(Stored records)
____________________

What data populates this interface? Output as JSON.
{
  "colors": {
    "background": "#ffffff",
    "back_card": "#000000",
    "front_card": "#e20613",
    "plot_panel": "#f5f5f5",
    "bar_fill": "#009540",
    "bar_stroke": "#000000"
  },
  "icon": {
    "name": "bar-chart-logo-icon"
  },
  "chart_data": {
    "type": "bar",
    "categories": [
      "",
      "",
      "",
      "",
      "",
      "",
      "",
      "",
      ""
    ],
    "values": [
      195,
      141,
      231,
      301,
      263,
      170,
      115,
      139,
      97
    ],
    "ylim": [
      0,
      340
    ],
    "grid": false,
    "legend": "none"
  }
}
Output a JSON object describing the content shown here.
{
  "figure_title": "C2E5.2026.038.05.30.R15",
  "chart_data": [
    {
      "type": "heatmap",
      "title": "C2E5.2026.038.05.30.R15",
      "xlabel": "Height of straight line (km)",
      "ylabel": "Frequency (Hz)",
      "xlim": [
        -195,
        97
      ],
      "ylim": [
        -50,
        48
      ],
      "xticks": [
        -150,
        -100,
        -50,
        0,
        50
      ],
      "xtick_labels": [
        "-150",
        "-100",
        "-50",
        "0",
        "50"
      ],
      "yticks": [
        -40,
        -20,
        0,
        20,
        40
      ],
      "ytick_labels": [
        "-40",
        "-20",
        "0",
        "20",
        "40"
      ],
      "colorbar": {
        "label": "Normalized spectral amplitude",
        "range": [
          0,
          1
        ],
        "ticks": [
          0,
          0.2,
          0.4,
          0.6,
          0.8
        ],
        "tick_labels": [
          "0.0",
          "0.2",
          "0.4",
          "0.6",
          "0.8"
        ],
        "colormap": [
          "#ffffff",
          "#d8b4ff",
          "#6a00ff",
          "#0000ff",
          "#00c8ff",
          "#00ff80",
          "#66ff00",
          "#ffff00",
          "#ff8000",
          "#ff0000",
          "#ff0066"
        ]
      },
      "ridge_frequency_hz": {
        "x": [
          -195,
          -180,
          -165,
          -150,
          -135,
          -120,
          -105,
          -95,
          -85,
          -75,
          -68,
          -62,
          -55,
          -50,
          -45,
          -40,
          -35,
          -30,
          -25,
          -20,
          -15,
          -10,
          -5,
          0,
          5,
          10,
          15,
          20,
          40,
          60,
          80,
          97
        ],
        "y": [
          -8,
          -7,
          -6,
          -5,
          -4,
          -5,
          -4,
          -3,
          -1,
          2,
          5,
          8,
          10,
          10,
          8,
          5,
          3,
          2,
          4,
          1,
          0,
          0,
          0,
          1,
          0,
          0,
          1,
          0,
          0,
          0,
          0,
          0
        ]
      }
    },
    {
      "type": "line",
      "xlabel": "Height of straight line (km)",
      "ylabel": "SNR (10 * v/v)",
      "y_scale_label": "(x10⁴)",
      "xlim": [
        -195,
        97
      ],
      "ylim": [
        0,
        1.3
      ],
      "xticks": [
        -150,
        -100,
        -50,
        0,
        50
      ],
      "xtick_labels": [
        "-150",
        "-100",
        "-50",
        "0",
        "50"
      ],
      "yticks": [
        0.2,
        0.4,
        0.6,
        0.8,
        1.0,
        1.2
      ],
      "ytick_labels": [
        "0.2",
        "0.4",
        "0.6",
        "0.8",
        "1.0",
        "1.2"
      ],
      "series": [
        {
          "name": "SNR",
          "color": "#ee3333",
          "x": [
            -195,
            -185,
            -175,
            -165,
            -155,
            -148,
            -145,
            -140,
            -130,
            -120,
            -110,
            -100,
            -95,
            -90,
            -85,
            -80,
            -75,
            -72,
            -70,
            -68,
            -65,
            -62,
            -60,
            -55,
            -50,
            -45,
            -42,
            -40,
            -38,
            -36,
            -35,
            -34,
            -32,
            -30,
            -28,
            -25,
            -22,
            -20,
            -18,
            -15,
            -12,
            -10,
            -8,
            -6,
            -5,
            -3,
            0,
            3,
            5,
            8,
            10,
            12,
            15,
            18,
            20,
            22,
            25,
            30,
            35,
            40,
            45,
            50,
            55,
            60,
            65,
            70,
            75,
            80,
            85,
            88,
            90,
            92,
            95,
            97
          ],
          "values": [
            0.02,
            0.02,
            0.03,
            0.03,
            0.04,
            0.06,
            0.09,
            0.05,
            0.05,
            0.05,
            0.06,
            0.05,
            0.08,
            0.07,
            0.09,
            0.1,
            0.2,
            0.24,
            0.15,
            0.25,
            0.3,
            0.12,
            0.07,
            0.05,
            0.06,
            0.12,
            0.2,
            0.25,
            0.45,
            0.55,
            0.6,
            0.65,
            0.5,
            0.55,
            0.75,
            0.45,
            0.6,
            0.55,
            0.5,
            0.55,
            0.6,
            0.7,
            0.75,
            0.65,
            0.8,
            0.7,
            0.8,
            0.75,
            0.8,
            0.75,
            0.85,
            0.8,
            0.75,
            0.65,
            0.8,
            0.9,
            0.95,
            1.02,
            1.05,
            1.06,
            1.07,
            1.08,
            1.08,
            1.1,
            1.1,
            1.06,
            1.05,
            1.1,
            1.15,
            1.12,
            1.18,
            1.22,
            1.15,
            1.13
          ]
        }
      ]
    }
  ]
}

____________________

TASK DETAILS. Every entry should be output exactly as written, please.

WORKED ANSWER.
What data populates this interface? Output as JSON.
{
  "colors": {
    "background": "#ffffff",
    "back_card": "#000000",
    "front_card": "#e20613",
    "plot_panel": "#f5f5f5",
    "bar_fill": "#009540",
    "bar_stroke": "#000000"
  },
  "icon": {
    "name": "bar-chart-logo-icon"
  },
  "chart_data": {
    "type": "bar",
    "categories": [
      "",
      "",
      "",
      "",
      "",
      "",
      "",
      "",
      ""
    ],
    "values": [
      195,
      141,
      231,
      301,
      263,
      170,
      115,
      139,
      97
    ],
    "ylim": [
      0,
      340
    ],
    "grid": false,
    "legend": "none"
  }
}
Output a JSON object describing the content shown here.
{
  "figure_title": "C2E5.2026.038.05.30.R15",
  "chart_data": [
    {
      "type": "heatmap",
      "title": "C2E5.2026.038.05.30.R15",
      "xlabel": "Height of straight line (km)",
      "ylabel": "Frequency (Hz)",
      "xlim": [
        -195,
        97
      ],
      "ylim": [
        -50,
        48
      ],
      "xticks": [
        -150,
        -100,
        -50,
        0,
        50
      ],
      "xtick_labels": [
        "-150",
        "-100",
        "-50",
        "0",
        "50"
      ],
      "yticks": [
        -40,
        -20,
        0,
        20,
        40
      ],
      "ytick_labels": [
        "-40",
        "-20",
        "0",
        "20",
        "40"
      ],
      "colorbar": {
        "label": "Normalized spectral amplitude",
        "range": [
          0,
          1
        ],
        "ticks": [
          0,
          0.2,
          0.4,
          0.6,
          0.8
        ],
        "tick_labels": [
          "0.0",
          "0.2",
          "0.4",
          "0.6",
          "0.8"
        ],
        "colormap": [
          "#ffffff",
          "#d8b4ff",
          "#6a00ff",
          "#0000ff",
          "#00c8ff",
          "#00ff80",
          "#66ff00",
          "#ffff00",
          "#ff8000",
          "#ff0000",
          "#ff0066"
        ]
      },
      "ridge_frequency_hz": {
        "x": [
          -195,
          -180,
          -165,
          -150,
          -135,
          -120,
          -105,
          -95,
          -85,
          -75,
          -68,
          -62,
          -55,
          -50,
          -45,
          -40,
          -35,
          -30,
          -25,
          -20,
          -15,
          -10,
          -5,
          0,
          5,
          10,
          15,
          20,
          40,
          60,
          80,
          97
        ],
        "y": [
          -8,
          -7,
          -6,
          -5,
          -4,
          -5,
          -4,
          -3,
          -1,
          2,
          5,
          8,
          10,
          10,
          8,
          5,
          3,
          2,
          4,
          1,
          0,
          0,
          0,
          1,
          0,
          0,
          1,
          0,
          0,
          0,
          0,
          0
        ]
      }
    },
    {
      "type": "line",
      "xlabel": "Height of straight line (km)",
      "ylabel": "SNR (10 * v/v)",
      "y_scale_label": "(x10⁴)",
      "xlim": [
        -195,
        97
      ],
      "ylim": [
        0,
        1.3
      ],
      "xticks": [
        -150,
        -100,
        -50,
        0,
        50
      ],
      "xtick_labels": [
        "-150",
        "-100",
        "-50",
        "0",
        "50"
      ],
      "yticks": [
        0.2,
        0.4,
        0.6,
        0.8,
        1.0,
        1.2
      ],
      "ytick_labels": [
        "0.2",
        "0.4",
        "0.6",
        "0.8",
        "1.0",
        "1.2"
      ],
      "series": [
        {
          "name": "SNR",
          "color": "#ee3333",
          "x": [
            -195,
            -185,
            -175,
            -165,
            -155,
            -148,
            -145,
            -140,
            -130,
            -120,
            -110,
            -100,
            -95,
            -90,
            -85,
            -80,
            -75,
            -72,
            -70,
            -68,
            -65,
            -62,
            -60,
            -55,
            -50,
            -45,
            -42,
            -40,
            -38,
            -36,
            -35,
            -34,
            -32,
            -30,
            -28,
            -25,
            -22,
            -20,
            -18,
            -15,
            -12,
            -10,
            -8,
            -6,
            -5,
            -3,
            0,
            3,
            5,
            8,
            10,
            12,
            15,
            18,
            20,
            22,
            25,
            30,
            35,
            40,
            45,
            50,
            55,
            60,
            65,
            70,
            75,
            80,
            85,
            88,
            90,
            92,
            95,
            97
          ],
          "values": [
            0.02,
            0.02,
            0.03,
            0.03,
            0.04,
            0.06,
            0.09,
            0.05,
            0.05,
            0.05,
            0.06,
            0.05,
            0.08,
            0.07,
            0.09,
            0.1,
            0.2,
            0.24,
            0.15,
            0.25,
            0.3,
            0.12,
            0.07,
            0.05,
            0.06,
            0.12,
            0.2,
            0.25,
            0.45,
            0.55,
            0.6,
            0.65,
            0.5,
            0.55,
            0.75,
            0.45,
            0.6,
            0.55,
            0.5,
            0.55,
            0.6,
            0.7,
            0.75,
            0.65,
            0.8,
            0.7,
            0.8,
            0.75,
            0.8,
            0.75,
            0.85,
            0.8,
            0.75,
            0.65,
            0.8,
            0.9,
            0.95,
            1.02,
            1.05,
            1.06,
            1.07,
            1.08,
            1.08,
            1.1,
            1.1,
            1.06,
            1.05,
            1.1,
            1.15,
            1.12,
            1.18,
            1.22,
            1.15,
            1.13
          ]
        }
      ]
    }
  ]
}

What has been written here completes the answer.